• **To do**: Scan the lines below for the word "años". Copy each line you find it in.

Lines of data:
-----

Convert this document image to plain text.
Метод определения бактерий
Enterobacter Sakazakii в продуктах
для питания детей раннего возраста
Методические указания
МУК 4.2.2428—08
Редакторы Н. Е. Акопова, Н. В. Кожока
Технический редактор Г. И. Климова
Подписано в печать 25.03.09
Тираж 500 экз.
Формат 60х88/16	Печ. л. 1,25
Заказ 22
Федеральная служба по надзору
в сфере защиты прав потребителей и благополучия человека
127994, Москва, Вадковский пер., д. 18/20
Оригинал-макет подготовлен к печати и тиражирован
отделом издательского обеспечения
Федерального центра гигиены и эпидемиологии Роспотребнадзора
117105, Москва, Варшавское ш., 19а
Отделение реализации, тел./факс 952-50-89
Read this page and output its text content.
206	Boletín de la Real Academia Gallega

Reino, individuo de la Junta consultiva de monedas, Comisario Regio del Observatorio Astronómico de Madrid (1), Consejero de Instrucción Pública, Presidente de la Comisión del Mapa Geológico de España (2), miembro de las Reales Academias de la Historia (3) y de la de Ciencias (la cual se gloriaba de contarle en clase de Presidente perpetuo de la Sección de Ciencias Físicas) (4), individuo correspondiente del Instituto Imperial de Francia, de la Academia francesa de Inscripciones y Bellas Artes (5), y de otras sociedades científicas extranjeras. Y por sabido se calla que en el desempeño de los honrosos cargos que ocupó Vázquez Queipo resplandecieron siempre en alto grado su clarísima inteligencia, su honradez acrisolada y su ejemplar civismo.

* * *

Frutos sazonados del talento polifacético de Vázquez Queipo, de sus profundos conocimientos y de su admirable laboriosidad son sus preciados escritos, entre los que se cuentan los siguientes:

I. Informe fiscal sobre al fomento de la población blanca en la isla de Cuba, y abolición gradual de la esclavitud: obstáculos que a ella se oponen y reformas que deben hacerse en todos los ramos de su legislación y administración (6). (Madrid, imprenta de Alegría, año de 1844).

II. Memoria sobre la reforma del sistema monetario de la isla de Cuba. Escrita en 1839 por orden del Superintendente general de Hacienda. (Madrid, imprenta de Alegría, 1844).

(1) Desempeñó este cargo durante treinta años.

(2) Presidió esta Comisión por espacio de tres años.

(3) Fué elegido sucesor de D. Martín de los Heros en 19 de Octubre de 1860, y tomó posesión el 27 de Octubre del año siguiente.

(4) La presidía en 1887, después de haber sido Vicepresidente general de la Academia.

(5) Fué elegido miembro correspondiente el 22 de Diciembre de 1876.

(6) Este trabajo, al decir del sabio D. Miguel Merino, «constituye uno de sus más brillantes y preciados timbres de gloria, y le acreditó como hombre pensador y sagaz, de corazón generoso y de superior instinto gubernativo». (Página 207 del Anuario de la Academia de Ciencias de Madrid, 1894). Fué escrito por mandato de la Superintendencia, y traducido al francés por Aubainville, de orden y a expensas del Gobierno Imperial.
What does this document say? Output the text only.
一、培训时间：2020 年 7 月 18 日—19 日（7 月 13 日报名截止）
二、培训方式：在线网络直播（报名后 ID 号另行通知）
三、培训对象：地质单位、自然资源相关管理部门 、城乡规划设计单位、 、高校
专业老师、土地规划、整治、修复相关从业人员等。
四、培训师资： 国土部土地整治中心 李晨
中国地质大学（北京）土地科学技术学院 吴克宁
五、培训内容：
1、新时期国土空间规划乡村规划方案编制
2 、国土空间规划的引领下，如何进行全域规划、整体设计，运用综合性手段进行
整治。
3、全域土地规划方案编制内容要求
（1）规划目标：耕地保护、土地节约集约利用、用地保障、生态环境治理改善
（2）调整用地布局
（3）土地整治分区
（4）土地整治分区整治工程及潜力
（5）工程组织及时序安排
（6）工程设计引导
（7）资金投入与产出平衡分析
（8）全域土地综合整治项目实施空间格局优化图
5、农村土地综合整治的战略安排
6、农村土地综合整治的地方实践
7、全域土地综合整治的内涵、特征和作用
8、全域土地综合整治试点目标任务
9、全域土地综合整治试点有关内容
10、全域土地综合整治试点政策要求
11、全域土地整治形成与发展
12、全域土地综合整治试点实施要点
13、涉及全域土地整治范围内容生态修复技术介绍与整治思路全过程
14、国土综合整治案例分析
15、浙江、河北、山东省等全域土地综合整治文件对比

-----

• **Result for this task**:
(1) Desempeñó este cargo durante treinta años.
(2) Presidió esta Comisión por espacio de tres años.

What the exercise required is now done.